* [Brief] Check every line below for the word "Pred" and show those that hold it.

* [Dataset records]
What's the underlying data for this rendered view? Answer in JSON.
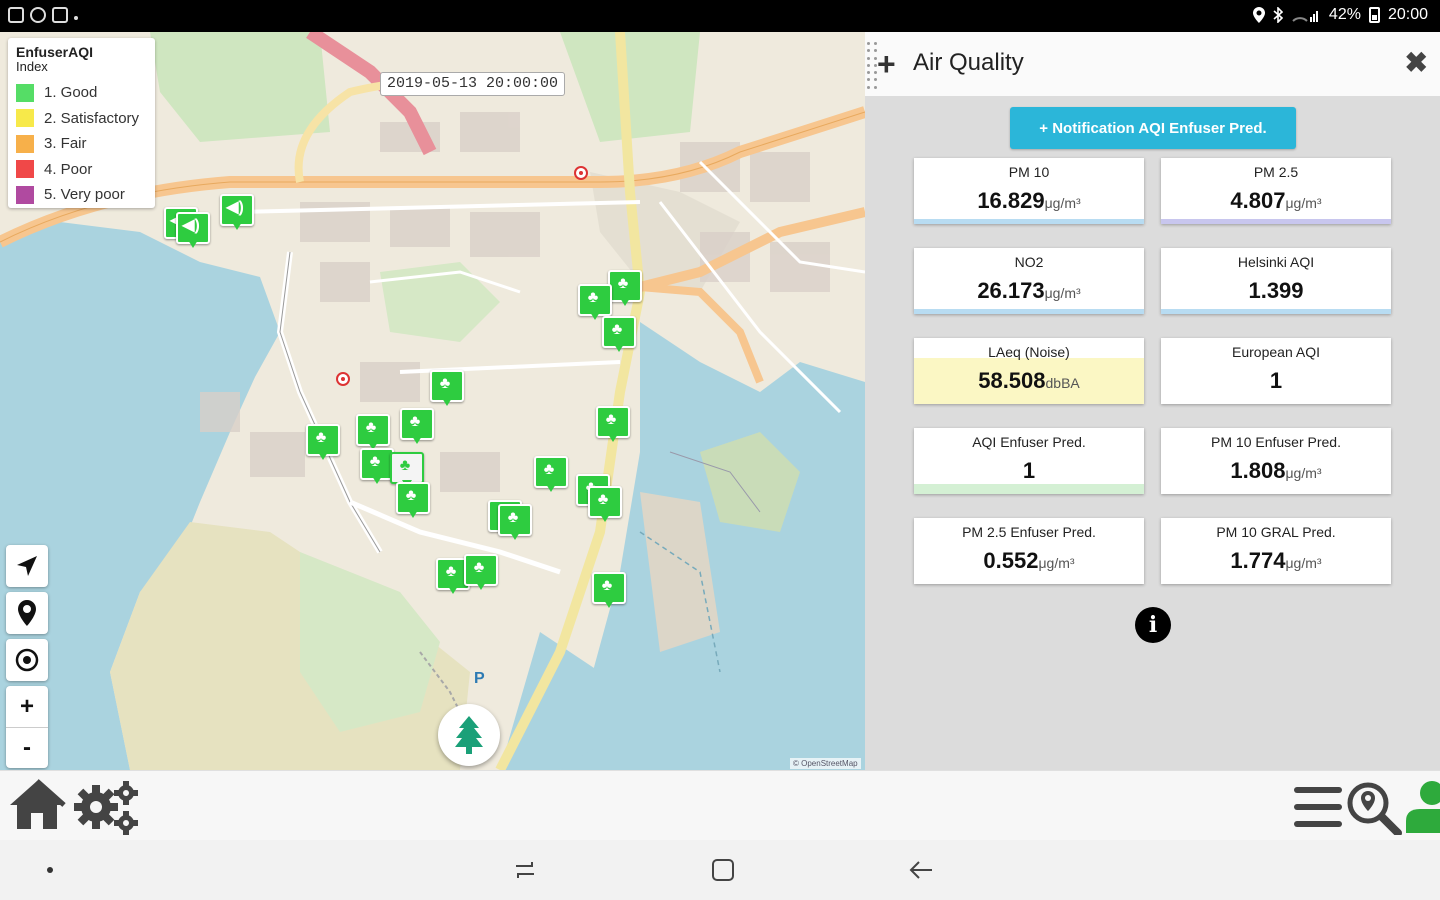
{
  "status_bar": {
    "battery": "42%",
    "time": "20:00"
  },
  "map": {
    "legend": {
      "title": "EnfuserAQI",
      "subtitle": "Index",
      "items": [
        {
          "label": "1. Good",
          "color": "#55dd66"
        },
        {
          "label": "2. Satisfactory",
          "color": "#f7e94a"
        },
        {
          "label": "3. Fair",
          "color": "#f7b04a"
        },
        {
          "label": "4. Poor",
          "color": "#f04848"
        },
        {
          "label": "5. Very poor",
          "color": "#b04aa0"
        }
      ]
    },
    "timestamp": "2019-05-13 20:00:00",
    "parking_label": "P",
    "attribution": "© OpenStreetMap",
    "controls": {
      "locate_icon": "navigation-arrow-icon",
      "pin_icon": "map-pin-icon",
      "target_icon": "crosshair-icon",
      "zoom_in": "+",
      "zoom_out": "-"
    },
    "fab_icon": "tree-icon"
  },
  "panel": {
    "title": "Air Quality",
    "close": "✖",
    "notification_button": "+ Notification AQI Enfuser Pred.",
    "cards": [
      {
        "label": "PM 10",
        "value": "16.829",
        "unit": "μg/m³",
        "bar_color": "#b8dcf2",
        "highlight": ""
      },
      {
        "label": "PM 2.5",
        "value": "4.807",
        "unit": "μg/m³",
        "bar_color": "#c8c6ee",
        "highlight": ""
      },
      {
        "label": "NO2",
        "value": "26.173",
        "unit": "μg/m³",
        "bar_color": "#b8dcf2",
        "highlight": ""
      },
      {
        "label": "Helsinki AQI",
        "value": "1.399",
        "unit": "",
        "bar_color": "#b8dcf2",
        "highlight": ""
      },
      {
        "label": "LAeq (Noise)",
        "value": "58.508",
        "unit": "dbBA",
        "bar_color": "",
        "highlight": "#fbf7c4"
      },
      {
        "label": "European AQI",
        "value": "1",
        "unit": "",
        "bar_color": "",
        "highlight": ""
      },
      {
        "label": "AQI Enfuser Pred.",
        "value": "1",
        "unit": "",
        "bar_color": "#d4f0d4",
        "highlight": ""
      },
      {
        "label": "PM 10 Enfuser Pred.",
        "value": "1.808",
        "unit": "μg/m³",
        "bar_color": "",
        "highlight": ""
      },
      {
        "label": "PM 2.5 Enfuser Pred.",
        "value": "0.552",
        "unit": "μg/m³",
        "bar_color": "",
        "highlight": ""
      },
      {
        "label": "PM 10 GRAL Pred.",
        "value": "1.774",
        "unit": "μg/m³",
        "bar_color": "",
        "highlight": ""
      }
    ],
    "info_icon": "i"
  },
  "toolbar": {
    "left_icons": [
      "home-icon",
      "settings-gears-icon"
    ],
    "right_icons": [
      "menu-icon",
      "search-location-icon",
      "user-icon"
    ]
  },
  "navbar": {
    "icons": [
      "recent-apps-icon",
      "home-square-icon",
      "back-arrow-icon"
    ]
  }
}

* [Solution for this task]
    "notification_button": "+ Notification AQI Enfuser Pred.",
        "label": "AQI Enfuser Pred.",
        "label": "PM 10 Enfuser Pred.",
        "label": "PM 2.5 Enfuser Pred.",
        "label": "PM 10 GRAL Pred.",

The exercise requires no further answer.